### REQUIREMENT
Leave out any picture and return the remaining listing below exactly as given.
______
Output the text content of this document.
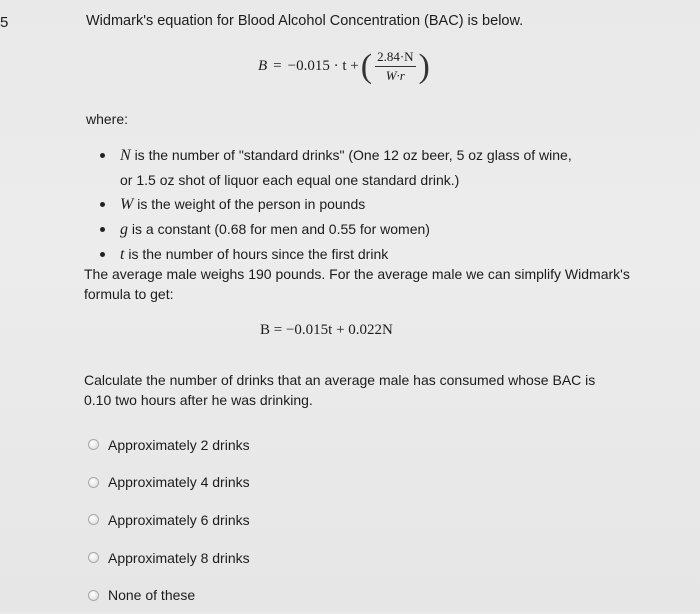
5	Widmark's equation for Blood Alcohol Concentration (BAC) is below.
B = −0.015 · t + ( $\frac{2.84\cdot N}{W\cdot r}$ )
where:
N is the number of "standard drinks" (One 12 oz beer, 5 oz glass of wine,
or 1.5 oz shot of liquor each equal one standard drink.)
W is the weight of the person in pounds
g is a constant (0.68 for men and 0.55 for women)
t is the number of hours since the first drink
The average male weighs 190 pounds. For the average male we can simplify Widmark's formula to get:
B = −0.015t + 0.022N
Calculate the number of drinks that an average male has consumed whose BAC is 0.10 two hours after he was drinking.
Approximately 2 drinks
Approximately 4 drinks
Approximately 6 drinks
Approximately 8 drinks
None of these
______
### WRITTEN SOLUTION
Output the text content of this document.
5	Widmark's equation for Blood Alcohol Concentration (BAC) is below.
B = −0.015 · t + ( $\frac{2.84\cdot N}{W\cdot r}$ )
where:
N is the number of "standard drinks" (One 12 oz beer, 5 oz glass of wine,
or 1.5 oz shot of liquor each equal one standard drink.)
W is the weight of the person in pounds
g is a constant (0.68 for men and 0.55 for women)
t is the number of hours since the first drink
The average male weighs 190 pounds. For the average male we can simplify Widmark's formula to get:
B = −0.015t + 0.022N
Calculate the number of drinks that an average male has consumed whose BAC is 0.10 two hours after he was drinking.
Approximately 2 drinks
Approximately 4 drinks
Approximately 6 drinks
Approximately 8 drinks
None of these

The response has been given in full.